### GIVEN EXERCISE
Report every line from the material that contains the word "date".

::: DATA SHOWN

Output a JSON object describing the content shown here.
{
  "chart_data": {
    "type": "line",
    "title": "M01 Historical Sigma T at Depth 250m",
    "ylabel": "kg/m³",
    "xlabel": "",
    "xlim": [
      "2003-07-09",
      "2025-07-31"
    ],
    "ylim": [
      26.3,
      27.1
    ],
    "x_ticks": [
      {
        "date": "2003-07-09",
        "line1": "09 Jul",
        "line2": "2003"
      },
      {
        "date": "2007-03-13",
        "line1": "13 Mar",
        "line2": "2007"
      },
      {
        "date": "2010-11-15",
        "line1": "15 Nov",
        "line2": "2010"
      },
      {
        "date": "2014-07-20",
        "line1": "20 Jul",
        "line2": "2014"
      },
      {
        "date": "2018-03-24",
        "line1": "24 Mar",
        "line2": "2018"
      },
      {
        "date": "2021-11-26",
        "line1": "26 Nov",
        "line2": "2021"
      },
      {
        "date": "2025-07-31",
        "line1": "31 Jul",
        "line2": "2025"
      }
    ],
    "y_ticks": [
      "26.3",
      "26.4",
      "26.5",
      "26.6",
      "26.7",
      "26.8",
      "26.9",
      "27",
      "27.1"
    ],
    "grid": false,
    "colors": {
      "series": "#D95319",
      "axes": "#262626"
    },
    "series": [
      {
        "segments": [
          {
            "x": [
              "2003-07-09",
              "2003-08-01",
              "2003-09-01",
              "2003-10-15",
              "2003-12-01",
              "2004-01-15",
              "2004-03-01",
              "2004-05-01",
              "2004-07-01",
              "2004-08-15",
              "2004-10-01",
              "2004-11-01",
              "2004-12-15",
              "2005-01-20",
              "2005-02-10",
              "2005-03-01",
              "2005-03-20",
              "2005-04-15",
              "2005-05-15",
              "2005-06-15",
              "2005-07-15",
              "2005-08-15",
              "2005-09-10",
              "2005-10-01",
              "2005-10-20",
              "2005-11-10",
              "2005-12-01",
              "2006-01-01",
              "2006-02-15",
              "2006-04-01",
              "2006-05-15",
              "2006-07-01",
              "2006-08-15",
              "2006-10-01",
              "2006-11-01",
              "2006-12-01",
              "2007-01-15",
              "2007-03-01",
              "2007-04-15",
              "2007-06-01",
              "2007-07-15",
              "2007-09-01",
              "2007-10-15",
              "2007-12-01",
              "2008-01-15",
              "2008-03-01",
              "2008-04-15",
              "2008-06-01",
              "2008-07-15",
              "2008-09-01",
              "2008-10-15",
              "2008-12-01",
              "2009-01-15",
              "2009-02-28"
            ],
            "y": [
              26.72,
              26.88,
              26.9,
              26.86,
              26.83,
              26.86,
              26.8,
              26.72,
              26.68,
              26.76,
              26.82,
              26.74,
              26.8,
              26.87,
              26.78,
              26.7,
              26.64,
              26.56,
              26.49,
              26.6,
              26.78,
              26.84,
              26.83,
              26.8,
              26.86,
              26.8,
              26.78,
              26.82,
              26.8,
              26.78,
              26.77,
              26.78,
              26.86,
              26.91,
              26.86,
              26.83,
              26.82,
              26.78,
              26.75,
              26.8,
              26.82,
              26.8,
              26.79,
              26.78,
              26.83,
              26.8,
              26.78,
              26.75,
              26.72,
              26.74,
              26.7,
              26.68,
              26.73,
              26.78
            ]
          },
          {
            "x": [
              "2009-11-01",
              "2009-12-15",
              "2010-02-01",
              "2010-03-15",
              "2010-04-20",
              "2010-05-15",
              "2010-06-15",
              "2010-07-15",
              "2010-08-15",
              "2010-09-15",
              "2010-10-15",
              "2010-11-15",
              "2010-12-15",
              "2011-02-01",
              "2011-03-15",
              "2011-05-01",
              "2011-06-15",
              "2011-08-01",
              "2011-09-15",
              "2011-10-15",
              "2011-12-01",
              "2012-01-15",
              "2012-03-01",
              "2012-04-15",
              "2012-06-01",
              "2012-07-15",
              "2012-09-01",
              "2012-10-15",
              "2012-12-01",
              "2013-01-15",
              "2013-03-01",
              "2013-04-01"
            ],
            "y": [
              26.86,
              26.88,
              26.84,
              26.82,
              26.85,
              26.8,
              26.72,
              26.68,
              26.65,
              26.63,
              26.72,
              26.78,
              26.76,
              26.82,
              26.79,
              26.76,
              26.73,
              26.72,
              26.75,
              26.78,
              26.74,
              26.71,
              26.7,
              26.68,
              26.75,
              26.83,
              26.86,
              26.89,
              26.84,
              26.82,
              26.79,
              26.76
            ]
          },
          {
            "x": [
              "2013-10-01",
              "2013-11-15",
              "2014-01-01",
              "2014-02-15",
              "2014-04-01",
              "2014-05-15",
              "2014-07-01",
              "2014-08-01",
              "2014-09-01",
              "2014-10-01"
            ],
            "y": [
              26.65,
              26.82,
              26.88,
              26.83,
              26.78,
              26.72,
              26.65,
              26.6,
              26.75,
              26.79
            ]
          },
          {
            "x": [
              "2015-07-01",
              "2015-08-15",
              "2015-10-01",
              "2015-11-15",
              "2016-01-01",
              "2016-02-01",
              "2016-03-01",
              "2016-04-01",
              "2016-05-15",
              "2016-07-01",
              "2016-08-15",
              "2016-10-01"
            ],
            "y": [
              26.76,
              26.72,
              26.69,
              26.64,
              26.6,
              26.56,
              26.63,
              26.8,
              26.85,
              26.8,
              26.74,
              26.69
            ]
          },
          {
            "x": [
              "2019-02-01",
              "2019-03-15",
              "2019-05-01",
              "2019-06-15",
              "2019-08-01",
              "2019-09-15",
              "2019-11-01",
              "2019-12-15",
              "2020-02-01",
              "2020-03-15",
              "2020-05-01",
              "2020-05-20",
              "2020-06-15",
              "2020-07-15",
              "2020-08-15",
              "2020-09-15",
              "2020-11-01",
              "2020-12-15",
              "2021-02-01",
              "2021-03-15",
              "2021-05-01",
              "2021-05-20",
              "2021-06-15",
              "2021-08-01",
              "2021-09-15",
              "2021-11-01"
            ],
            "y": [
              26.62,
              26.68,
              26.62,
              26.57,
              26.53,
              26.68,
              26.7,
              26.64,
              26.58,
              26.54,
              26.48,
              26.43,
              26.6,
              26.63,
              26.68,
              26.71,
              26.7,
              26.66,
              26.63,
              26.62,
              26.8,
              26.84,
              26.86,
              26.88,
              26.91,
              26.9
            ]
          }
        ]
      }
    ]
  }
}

::::::

### THE SOLUTION
        "date": "2003-07-09",
        "date": "2007-03-13",
        "date": "2010-11-15",
        "date": "2014-07-20",
        "date": "2018-03-24",
        "date": "2021-11-26",
        "date": "2025-07-31",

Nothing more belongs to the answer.